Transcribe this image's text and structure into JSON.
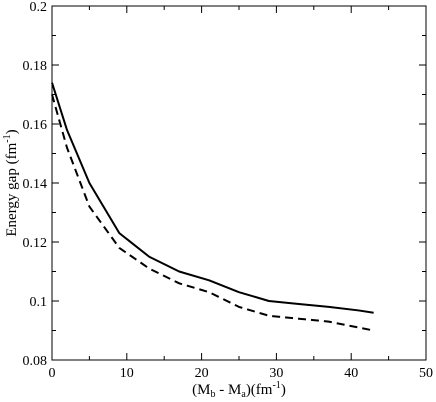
{
  "chart_data": {
    "type": "line",
    "title": "",
    "xlabel": {
      "open": "(M",
      "sub_b": "b",
      "minus": " - M",
      "sub_a": "a",
      "close": ")(fm",
      "sup": "-1",
      "end": ")"
    },
    "ylabel": {
      "text": "Energy gap (fm",
      "sup": "-1",
      "end": ")"
    },
    "xlim": [
      0,
      50
    ],
    "ylim": [
      0.08,
      0.2
    ],
    "x_ticks": [
      "0",
      "10",
      "20",
      "30",
      "40",
      "50"
    ],
    "y_ticks": [
      "0.08",
      "0.1",
      "0.12",
      "0.14",
      "0.16",
      "0.18",
      "0.2"
    ],
    "x_tick_values": [
      0,
      10,
      20,
      30,
      40,
      50
    ],
    "y_tick_values": [
      0.08,
      0.1,
      0.12,
      0.14,
      0.16,
      0.18,
      0.2
    ],
    "x_minor_values": [
      5,
      15,
      25,
      35,
      45
    ],
    "y_minor_values": [
      0.09,
      0.11,
      0.13,
      0.15,
      0.17,
      0.19
    ],
    "grid": false,
    "legend": "none",
    "series": [
      {
        "style": "solid",
        "color": "#000000",
        "x": [
          0,
          2,
          5,
          9,
          13,
          17,
          21,
          25,
          29,
          33,
          37,
          41,
          43
        ],
        "y": [
          0.174,
          0.158,
          0.14,
          0.123,
          0.115,
          0.11,
          0.107,
          0.103,
          0.1,
          0.099,
          0.098,
          0.0968,
          0.096
        ]
      },
      {
        "style": "dashed",
        "color": "#000000",
        "x": [
          0,
          2,
          5,
          9,
          13,
          17,
          21,
          25,
          29,
          33,
          37,
          41,
          43
        ],
        "y": [
          0.17,
          0.152,
          0.132,
          0.118,
          0.111,
          0.106,
          0.103,
          0.098,
          0.095,
          0.094,
          0.093,
          0.091,
          0.09
        ]
      }
    ]
  }
}
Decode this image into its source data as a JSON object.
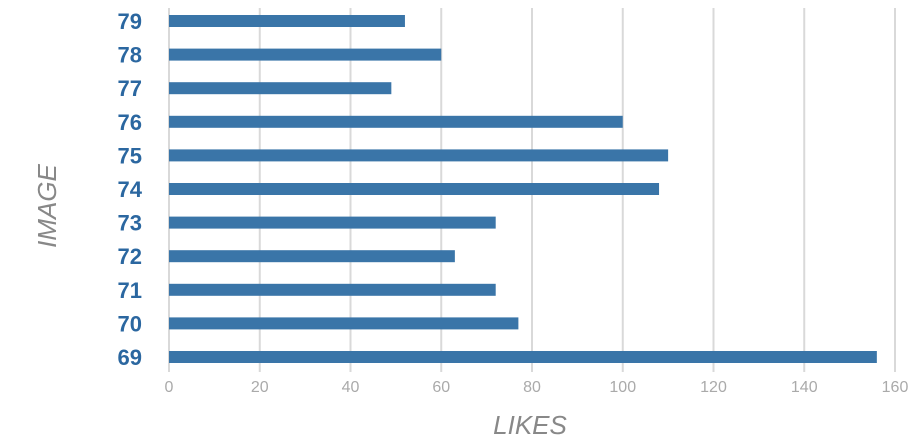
{
  "chart_data": {
    "type": "bar",
    "orientation": "horizontal",
    "categories": [
      "79",
      "78",
      "77",
      "76",
      "75",
      "74",
      "73",
      "72",
      "71",
      "70",
      "69"
    ],
    "values": [
      52,
      60,
      49,
      100,
      110,
      108,
      72,
      63,
      72,
      77,
      156
    ],
    "xlabel": "LIKES",
    "ylabel": "IMAGE",
    "xlim": [
      0,
      160
    ],
    "xticks": [
      0,
      20,
      40,
      60,
      80,
      100,
      120,
      140,
      160
    ],
    "grid": true,
    "bar_color": "#3a75a8",
    "category_label_color": "#2b67a0"
  }
}
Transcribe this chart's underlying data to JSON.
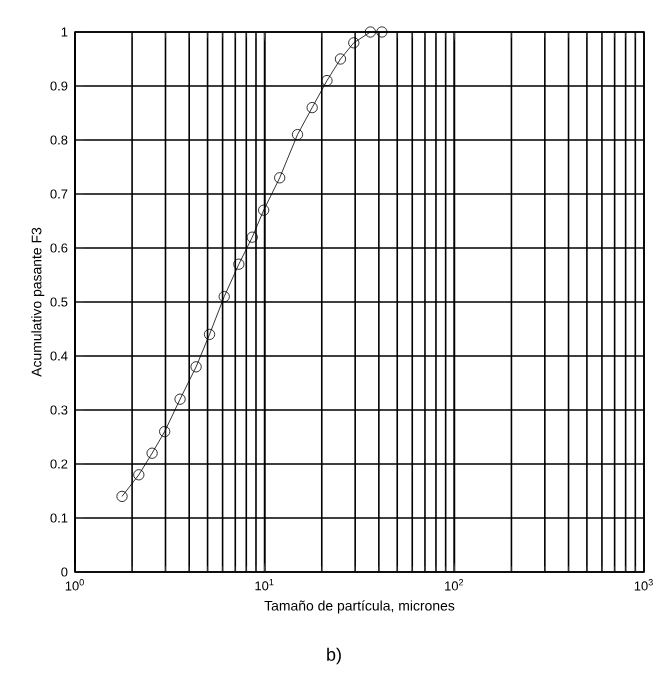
{
  "chart_data": {
    "type": "line",
    "xlabel": "Tamaño de partícula, micrones",
    "ylabel": "Acumulativo pasante F3",
    "annotations": [
      "b)"
    ],
    "log": "x",
    "grid": true,
    "marker": "circle",
    "line_style": "solid",
    "color": "#000000",
    "xlim": [
      1,
      1000
    ],
    "ylim": [
      0,
      1
    ],
    "xticks": [
      {
        "value": 1,
        "label": "10$^{0}$"
      },
      {
        "value": 10,
        "label": "10$^{1}$"
      },
      {
        "value": 100,
        "label": "10$^{2}$"
      },
      {
        "value": 1000,
        "label": "10$^{3}$"
      }
    ],
    "yticks": [
      0,
      0.1,
      0.2,
      0.3,
      0.4,
      0.5,
      0.6,
      0.7,
      0.8,
      0.9,
      1
    ],
    "x": [
      1.77,
      2.17,
      2.55,
      2.97,
      3.58,
      4.35,
      5.12,
      6.12,
      7.31,
      8.6,
      9.88,
      12.0,
      14.9,
      17.8,
      21.3,
      25.1,
      29.5,
      36.1,
      41.5
    ],
    "values": [
      0.14,
      0.18,
      0.22,
      0.26,
      0.32,
      0.38,
      0.44,
      0.51,
      0.57,
      0.62,
      0.67,
      0.73,
      0.81,
      0.86,
      0.91,
      0.95,
      0.98,
      1.0,
      1.0
    ]
  }
}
# # # # #
**Instructions to follow**
In your copy, leave out the pictures and reproduce the material above exactly.

**Solved exercise**
Transcribe this image's text and structure into JSON.
{
  "chart_data": {
    "type": "line",
    "title": "",
    "xlabel": {
      "open": "(M",
      "sub_b": "b",
      "minus": " - M",
      "sub_a": "a",
      "close": ")(fm",
      "sup": "-1",
      "end": ")"
    },
    "ylabel": {
      "text": "Energy gap (fm",
      "sup": "-1",
      "end": ")"
    },
    "xlim": [
      0,
      50
    ],
    "ylim": [
      0.08,
      0.2
    ],
    "x_ticks": [
      "0",
      "10",
      "20",
      "30",
      "40",
      "50"
    ],
    "y_ticks": [
      "0.08",
      "0.1",
      "0.12",
      "0.14",
      "0.16",
      "0.18",
      "0.2"
    ],
    "x_tick_values": [
      0,
      10,
      20,
      30,
      40,
      50
    ],
    "y_tick_values": [
      0.08,
      0.1,
      0.12,
      0.14,
      0.16,
      0.18,
      0.2
    ],
    "x_minor_values": [
      5,
      15,
      25,
      35,
      45
    ],
    "y_minor_values": [
      0.09,
      0.11,
      0.13,
      0.15,
      0.17,
      0.19
    ],
    "grid": false,
    "legend": "none",
    "series": [
      {
        "style": "solid",
        "color": "#000000",
        "x": [
          0,
          2,
          5,
          9,
          13,
          17,
          21,
          25,
          29,
          33,
          37,
          41,
          43
        ],
        "y": [
          0.174,
          0.158,
          0.14,
          0.123,
          0.115,
          0.11,
          0.107,
          0.103,
          0.1,
          0.099,
          0.098,
          0.0968,
          0.096
        ]
      },
      {
        "style": "dashed",
        "color": "#000000",
        "x": [
          0,
          2,
          5,
          9,
          13,
          17,
          21,
          25,
          29,
          33,
          37,
          41,
          43
        ],
        "y": [
          0.17,
          0.152,
          0.132,
          0.118,
          0.111,
          0.106,
          0.103,
          0.098,
          0.095,
          0.094,
          0.093,
          0.091,
          0.09
        ]
      }
    ]
  }
}
Decode this image into its source data as a JSON object.
{
  "chart_data": {
    "type": "bar",
    "orientation": "horizontal",
    "categories": [
      "79",
      "78",
      "77",
      "76",
      "75",
      "74",
      "73",
      "72",
      "71",
      "70",
      "69"
    ],
    "values": [
      52,
      60,
      49,
      100,
      110,
      108,
      72,
      63,
      72,
      77,
      156
    ],
    "xlabel": "LIKES",
    "ylabel": "IMAGE",
    "xlim": [
      0,
      160
    ],
    "xticks": [
      0,
      20,
      40,
      60,
      80,
      100,
      120,
      140,
      160
    ],
    "grid": true,
    "bar_color": "#3a75a8",
    "category_label_color": "#2b67a0"
  }
}
Transcribe this chart's underlying data to JSON.
{
  "chart_data": {
    "type": "line",
    "xlabel": "Tamaño de partícula, micrones",
    "ylabel": "Acumulativo pasante F3",
    "annotations": [
      "b)"
    ],
    "log": "x",
    "grid": true,
    "marker": "circle",
    "line_style": "solid",
    "color": "#000000",
    "xlim": [
      1,
      1000
    ],
    "ylim": [
      0,
      1
    ],
    "xticks": [
      {
        "value": 1,
        "label": "10$^{0}$"
      },
      {
        "value": 10,
        "label": "10$^{1}$"
      },
      {
        "value": 100,
        "label": "10$^{2}$"
      },
      {
        "value": 1000,
        "label": "10$^{3}$"
      }
    ],
    "yticks": [
      0,
      0.1,
      0.2,
      0.3,
      0.4,
      0.5,
      0.6,
      0.7,
      0.8,
      0.9,
      1
    ],
    "x": [
      1.77,
      2.17,
      2.55,
      2.97,
      3.58,
      4.35,
      5.12,
      6.12,
      7.31,
      8.6,
      9.88,
      12.0,
      14.9,
      17.8,
      21.3,
      25.1,
      29.5,
      36.1,
      41.5
    ],
    "values": [
      0.14,
      0.18,
      0.22,
      0.26,
      0.32,
      0.38,
      0.44,
      0.51,
      0.57,
      0.62,
      0.67,
      0.73,
      0.81,
      0.86,
      0.91,
      0.95,
      0.98,
      1.0,
      1.0
    ]
  }
}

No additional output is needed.